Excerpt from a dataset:

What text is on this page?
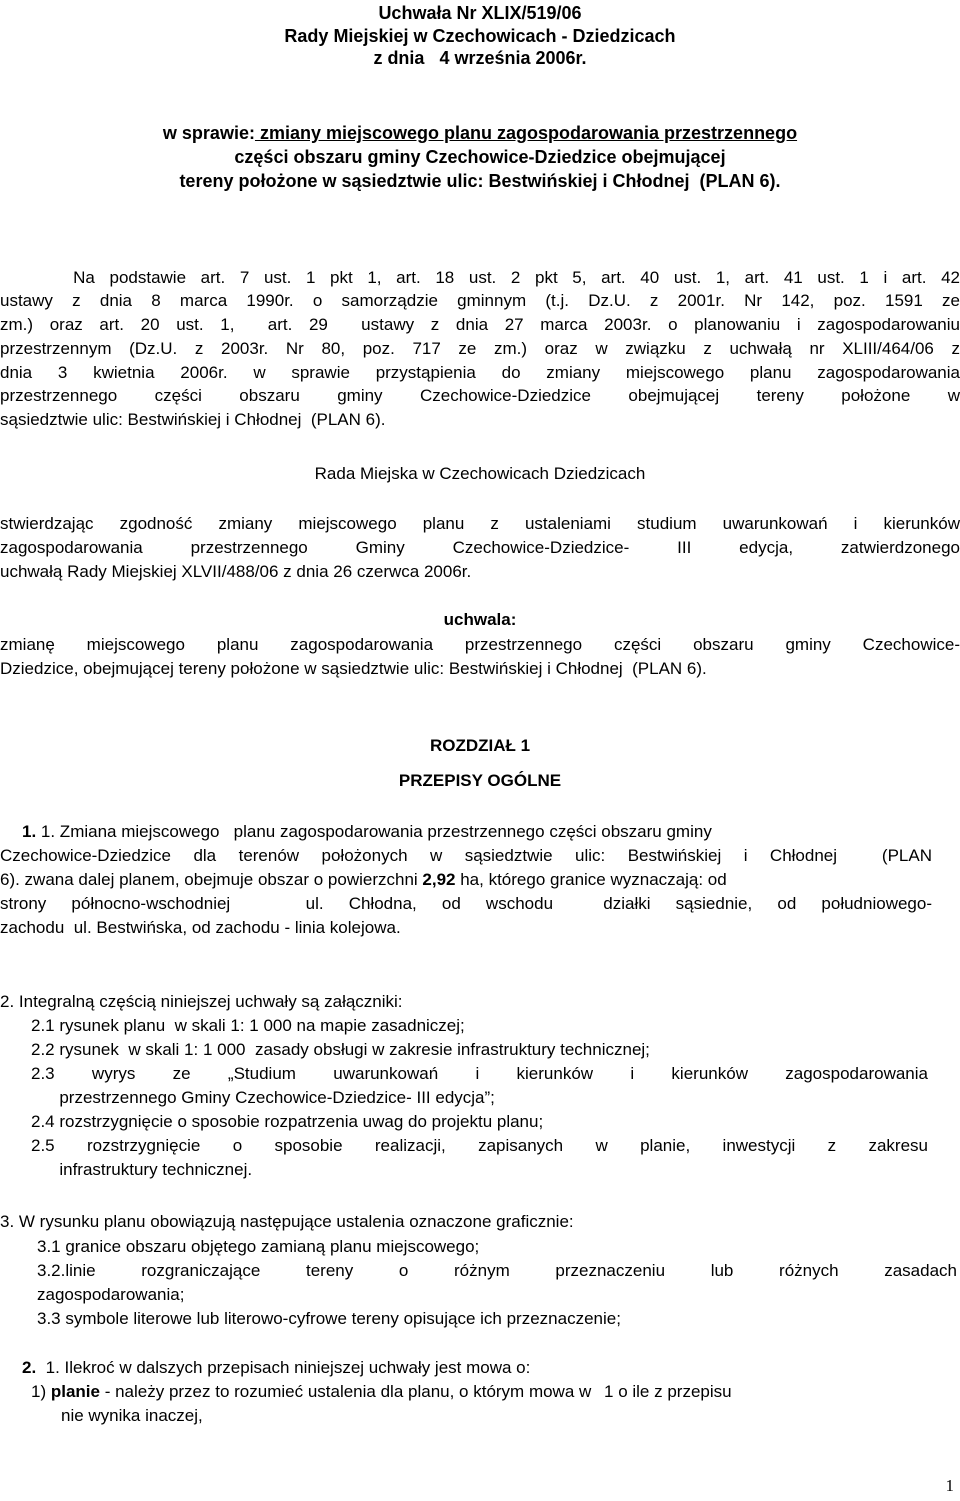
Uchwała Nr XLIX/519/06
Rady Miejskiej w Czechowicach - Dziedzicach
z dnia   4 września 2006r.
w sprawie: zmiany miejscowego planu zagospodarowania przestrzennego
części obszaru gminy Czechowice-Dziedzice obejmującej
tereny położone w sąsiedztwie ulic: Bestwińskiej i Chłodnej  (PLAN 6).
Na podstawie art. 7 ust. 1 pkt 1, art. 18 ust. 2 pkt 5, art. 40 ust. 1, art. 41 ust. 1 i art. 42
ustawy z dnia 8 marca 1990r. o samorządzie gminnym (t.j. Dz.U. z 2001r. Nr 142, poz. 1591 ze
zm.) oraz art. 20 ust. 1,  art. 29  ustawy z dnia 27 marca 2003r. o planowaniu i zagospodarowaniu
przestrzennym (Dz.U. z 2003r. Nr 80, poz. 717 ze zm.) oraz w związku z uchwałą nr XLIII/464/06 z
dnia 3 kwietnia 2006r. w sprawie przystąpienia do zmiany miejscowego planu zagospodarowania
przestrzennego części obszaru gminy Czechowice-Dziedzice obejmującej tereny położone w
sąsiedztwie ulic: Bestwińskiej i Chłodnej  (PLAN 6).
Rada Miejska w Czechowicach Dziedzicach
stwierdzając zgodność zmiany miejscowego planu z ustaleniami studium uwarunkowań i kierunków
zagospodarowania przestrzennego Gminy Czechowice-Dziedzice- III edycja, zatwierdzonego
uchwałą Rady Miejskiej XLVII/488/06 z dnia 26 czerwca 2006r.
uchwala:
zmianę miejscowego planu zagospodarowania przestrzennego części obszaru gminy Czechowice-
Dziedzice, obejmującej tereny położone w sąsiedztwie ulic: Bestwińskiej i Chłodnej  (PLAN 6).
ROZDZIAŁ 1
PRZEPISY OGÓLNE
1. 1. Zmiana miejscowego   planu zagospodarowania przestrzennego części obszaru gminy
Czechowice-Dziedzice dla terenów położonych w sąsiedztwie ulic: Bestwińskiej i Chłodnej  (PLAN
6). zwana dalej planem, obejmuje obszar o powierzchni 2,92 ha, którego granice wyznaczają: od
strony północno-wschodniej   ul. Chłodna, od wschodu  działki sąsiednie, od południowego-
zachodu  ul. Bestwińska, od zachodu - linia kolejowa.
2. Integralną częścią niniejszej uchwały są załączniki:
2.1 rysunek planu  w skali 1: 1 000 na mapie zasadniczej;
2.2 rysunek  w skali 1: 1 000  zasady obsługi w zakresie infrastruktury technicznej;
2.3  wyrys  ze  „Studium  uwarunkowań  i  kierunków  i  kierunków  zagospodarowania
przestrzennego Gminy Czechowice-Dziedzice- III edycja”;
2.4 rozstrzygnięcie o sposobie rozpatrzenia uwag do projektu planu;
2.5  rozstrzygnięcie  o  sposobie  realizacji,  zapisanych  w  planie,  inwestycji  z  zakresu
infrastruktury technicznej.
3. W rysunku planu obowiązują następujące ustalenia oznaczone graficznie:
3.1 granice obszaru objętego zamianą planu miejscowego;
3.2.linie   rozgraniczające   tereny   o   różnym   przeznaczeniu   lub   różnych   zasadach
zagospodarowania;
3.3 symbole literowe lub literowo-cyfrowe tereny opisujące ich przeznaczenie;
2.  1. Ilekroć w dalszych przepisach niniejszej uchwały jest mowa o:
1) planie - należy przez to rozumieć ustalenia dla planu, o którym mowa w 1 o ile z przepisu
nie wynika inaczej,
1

### [DESCRIPTION OF THE TASK]
Leave out all images, then reproduce the entries above exactly.

### [OUTPUT OF THE TASK]
What text is on this page?
Uchwała Nr XLIX/519/06
Rady Miejskiej w Czechowicach - Dziedzicach
z dnia   4 września 2006r.
w sprawie: zmiany miejscowego planu zagospodarowania przestrzennego
części obszaru gminy Czechowice-Dziedzice obejmującej
tereny położone w sąsiedztwie ulic: Bestwińskiej i Chłodnej  (PLAN 6).
Na podstawie art. 7 ust. 1 pkt 1, art. 18 ust. 2 pkt 5, art. 40 ust. 1, art. 41 ust. 1 i art. 42
ustawy z dnia 8 marca 1990r. o samorządzie gminnym (t.j. Dz.U. z 2001r. Nr 142, poz. 1591 ze
zm.) oraz art. 20 ust. 1,  art. 29  ustawy z dnia 27 marca 2003r. o planowaniu i zagospodarowaniu
przestrzennym (Dz.U. z 2003r. Nr 80, poz. 717 ze zm.) oraz w związku z uchwałą nr XLIII/464/06 z
dnia 3 kwietnia 2006r. w sprawie przystąpienia do zmiany miejscowego planu zagospodarowania
przestrzennego części obszaru gminy Czechowice-Dziedzice obejmującej tereny położone w
sąsiedztwie ulic: Bestwińskiej i Chłodnej  (PLAN 6).
Rada Miejska w Czechowicach Dziedzicach
stwierdzając zgodność zmiany miejscowego planu z ustaleniami studium uwarunkowań i kierunków
zagospodarowania przestrzennego Gminy Czechowice-Dziedzice- III edycja, zatwierdzonego
uchwałą Rady Miejskiej XLVII/488/06 z dnia 26 czerwca 2006r.
uchwala:
zmianę miejscowego planu zagospodarowania przestrzennego części obszaru gminy Czechowice-
Dziedzice, obejmującej tereny położone w sąsiedztwie ulic: Bestwińskiej i Chłodnej  (PLAN 6).
ROZDZIAŁ 1
PRZEPISY OGÓLNE
1. 1. Zmiana miejscowego   planu zagospodarowania przestrzennego części obszaru gminy
Czechowice-Dziedzice dla terenów położonych w sąsiedztwie ulic: Bestwińskiej i Chłodnej  (PLAN
6). zwana dalej planem, obejmuje obszar o powierzchni 2,92 ha, którego granice wyznaczają: od
strony północno-wschodniej   ul. Chłodna, od wschodu  działki sąsiednie, od południowego-
zachodu  ul. Bestwińska, od zachodu - linia kolejowa.
2. Integralną częścią niniejszej uchwały są załączniki:
2.1 rysunek planu  w skali 1: 1 000 na mapie zasadniczej;
2.2 rysunek  w skali 1: 1 000  zasady obsługi w zakresie infrastruktury technicznej;
2.3  wyrys  ze  „Studium  uwarunkowań  i  kierunków  i  kierunków  zagospodarowania
przestrzennego Gminy Czechowice-Dziedzice- III edycja”;
2.4 rozstrzygnięcie o sposobie rozpatrzenia uwag do projektu planu;
2.5  rozstrzygnięcie  o  sposobie  realizacji,  zapisanych  w  planie,  inwestycji  z  zakresu
infrastruktury technicznej.
3. W rysunku planu obowiązują następujące ustalenia oznaczone graficznie:
3.1 granice obszaru objętego zamianą planu miejscowego;
3.2.linie   rozgraniczające   tereny   o   różnym   przeznaczeniu   lub   różnych   zasadach
zagospodarowania;
3.3 symbole literowe lub literowo-cyfrowe tereny opisujące ich przeznaczenie;
2.  1. Ilekroć w dalszych przepisach niniejszej uchwały jest mowa o:
1) planie - należy przez to rozumieć ustalenia dla planu, o którym mowa w 1 o ile z przepisu
nie wynika inaczej,
1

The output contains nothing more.